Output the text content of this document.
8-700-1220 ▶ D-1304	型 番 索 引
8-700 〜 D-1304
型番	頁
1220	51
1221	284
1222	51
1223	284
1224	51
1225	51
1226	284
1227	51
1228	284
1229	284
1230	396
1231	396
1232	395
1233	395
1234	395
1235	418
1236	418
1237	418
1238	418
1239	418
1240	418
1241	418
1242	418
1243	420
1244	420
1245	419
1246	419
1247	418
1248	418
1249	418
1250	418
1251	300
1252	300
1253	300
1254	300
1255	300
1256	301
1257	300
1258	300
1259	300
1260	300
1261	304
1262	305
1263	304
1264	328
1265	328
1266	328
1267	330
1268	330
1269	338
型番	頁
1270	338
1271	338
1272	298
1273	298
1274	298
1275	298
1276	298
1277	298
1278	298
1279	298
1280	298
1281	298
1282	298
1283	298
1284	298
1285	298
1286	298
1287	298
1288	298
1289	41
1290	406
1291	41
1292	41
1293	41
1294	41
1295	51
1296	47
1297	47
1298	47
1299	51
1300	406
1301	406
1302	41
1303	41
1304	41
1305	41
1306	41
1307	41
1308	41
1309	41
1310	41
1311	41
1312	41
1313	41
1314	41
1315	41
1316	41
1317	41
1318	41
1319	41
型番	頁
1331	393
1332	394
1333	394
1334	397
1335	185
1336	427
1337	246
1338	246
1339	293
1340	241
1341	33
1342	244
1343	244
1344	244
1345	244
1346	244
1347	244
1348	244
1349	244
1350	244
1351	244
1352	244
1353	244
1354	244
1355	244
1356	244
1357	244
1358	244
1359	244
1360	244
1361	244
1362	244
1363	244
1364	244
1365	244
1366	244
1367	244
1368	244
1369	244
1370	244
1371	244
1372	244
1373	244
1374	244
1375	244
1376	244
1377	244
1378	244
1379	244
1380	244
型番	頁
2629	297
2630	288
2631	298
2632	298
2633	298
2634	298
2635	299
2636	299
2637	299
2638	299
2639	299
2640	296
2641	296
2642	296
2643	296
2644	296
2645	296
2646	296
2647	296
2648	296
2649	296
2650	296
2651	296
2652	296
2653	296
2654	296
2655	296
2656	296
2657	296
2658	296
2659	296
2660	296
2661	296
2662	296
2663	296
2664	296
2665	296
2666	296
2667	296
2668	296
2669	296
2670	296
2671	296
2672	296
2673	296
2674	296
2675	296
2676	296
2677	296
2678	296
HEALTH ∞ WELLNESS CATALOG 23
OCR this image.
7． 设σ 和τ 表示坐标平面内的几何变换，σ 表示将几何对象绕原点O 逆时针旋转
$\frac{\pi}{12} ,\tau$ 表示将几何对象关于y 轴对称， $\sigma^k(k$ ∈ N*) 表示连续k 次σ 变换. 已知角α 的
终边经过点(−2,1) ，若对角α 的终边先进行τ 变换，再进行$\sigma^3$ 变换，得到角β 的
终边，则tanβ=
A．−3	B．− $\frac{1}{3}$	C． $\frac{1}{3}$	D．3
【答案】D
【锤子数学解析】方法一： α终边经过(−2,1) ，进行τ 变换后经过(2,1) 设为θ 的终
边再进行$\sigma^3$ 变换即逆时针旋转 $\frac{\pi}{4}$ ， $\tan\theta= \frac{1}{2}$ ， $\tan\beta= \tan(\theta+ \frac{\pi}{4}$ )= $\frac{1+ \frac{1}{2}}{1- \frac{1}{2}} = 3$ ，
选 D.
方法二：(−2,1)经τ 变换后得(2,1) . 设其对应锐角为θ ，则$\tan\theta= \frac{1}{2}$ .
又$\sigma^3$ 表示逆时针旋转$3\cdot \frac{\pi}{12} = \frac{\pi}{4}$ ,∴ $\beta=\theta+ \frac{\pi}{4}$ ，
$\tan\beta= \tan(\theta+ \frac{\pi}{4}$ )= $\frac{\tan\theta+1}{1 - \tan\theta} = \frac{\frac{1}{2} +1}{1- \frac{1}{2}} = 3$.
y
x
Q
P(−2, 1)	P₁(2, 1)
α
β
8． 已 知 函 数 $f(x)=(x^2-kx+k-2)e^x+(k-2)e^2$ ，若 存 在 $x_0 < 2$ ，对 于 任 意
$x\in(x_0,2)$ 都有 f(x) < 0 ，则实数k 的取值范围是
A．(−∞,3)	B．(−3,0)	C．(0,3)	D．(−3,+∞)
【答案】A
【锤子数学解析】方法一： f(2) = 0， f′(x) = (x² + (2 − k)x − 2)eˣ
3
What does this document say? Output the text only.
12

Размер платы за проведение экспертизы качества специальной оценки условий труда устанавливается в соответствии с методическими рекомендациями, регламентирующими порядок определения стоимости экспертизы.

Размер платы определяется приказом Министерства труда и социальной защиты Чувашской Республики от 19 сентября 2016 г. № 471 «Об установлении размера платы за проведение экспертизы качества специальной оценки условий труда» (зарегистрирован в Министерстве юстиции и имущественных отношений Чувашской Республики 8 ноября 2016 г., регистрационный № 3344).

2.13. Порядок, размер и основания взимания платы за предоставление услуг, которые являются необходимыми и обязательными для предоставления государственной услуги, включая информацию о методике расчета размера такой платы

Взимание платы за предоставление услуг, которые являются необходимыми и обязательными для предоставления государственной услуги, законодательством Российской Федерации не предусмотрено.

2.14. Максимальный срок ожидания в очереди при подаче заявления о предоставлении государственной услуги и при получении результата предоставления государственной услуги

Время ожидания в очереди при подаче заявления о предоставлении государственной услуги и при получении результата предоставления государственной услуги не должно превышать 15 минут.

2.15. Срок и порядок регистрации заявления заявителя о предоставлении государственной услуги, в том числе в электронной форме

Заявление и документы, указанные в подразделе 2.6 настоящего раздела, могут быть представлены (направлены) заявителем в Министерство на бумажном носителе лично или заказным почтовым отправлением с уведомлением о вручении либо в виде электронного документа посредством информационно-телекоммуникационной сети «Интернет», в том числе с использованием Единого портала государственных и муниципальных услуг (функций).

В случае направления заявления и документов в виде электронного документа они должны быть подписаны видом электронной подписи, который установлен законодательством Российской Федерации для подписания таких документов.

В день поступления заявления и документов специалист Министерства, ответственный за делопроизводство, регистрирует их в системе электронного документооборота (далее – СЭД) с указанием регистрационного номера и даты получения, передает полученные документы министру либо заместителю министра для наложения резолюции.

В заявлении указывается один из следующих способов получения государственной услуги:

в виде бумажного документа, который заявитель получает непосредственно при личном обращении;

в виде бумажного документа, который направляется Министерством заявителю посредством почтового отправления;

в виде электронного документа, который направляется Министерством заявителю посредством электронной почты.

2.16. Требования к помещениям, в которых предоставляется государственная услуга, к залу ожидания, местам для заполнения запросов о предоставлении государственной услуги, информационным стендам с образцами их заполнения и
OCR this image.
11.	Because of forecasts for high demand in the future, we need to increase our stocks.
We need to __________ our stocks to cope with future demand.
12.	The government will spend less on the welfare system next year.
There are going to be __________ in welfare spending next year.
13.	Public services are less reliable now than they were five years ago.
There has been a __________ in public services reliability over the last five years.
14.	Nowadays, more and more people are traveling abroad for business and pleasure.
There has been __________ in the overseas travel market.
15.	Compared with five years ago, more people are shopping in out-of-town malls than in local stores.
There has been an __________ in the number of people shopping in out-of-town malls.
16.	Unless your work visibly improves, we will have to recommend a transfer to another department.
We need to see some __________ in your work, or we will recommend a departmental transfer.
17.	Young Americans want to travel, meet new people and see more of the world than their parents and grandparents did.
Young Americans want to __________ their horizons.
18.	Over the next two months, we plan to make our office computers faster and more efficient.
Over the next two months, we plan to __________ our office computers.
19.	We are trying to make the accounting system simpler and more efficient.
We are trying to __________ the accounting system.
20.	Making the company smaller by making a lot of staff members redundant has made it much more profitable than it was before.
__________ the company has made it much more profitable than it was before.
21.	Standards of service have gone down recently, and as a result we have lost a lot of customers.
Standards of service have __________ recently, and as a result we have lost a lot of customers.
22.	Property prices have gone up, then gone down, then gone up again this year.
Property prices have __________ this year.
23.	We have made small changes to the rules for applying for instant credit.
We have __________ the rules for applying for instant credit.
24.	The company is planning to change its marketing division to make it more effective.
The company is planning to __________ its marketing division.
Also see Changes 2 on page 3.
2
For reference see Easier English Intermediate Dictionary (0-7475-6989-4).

----

Copy every line of the records above that contains "посредством".

CORRECT RESULT
Заявление и документы, указанные в подразделе 2.6 настоящего раздела, могут быть представлены (направлены) заявителем в Министерство на бумажном носителе лично или заказным почтовым отправлением с уведомлением о вручении либо в виде электронного документа посредством информационно-телекоммуникационной сети «Интернет», в том числе с использованием Единого портала государственных и муниципальных услуг (функций).
в виде бумажного документа, который направляется Министерством заявителю посредством почтового отправления;
в виде электронного документа, который направляется Министерством заявителю посредством электронной почты.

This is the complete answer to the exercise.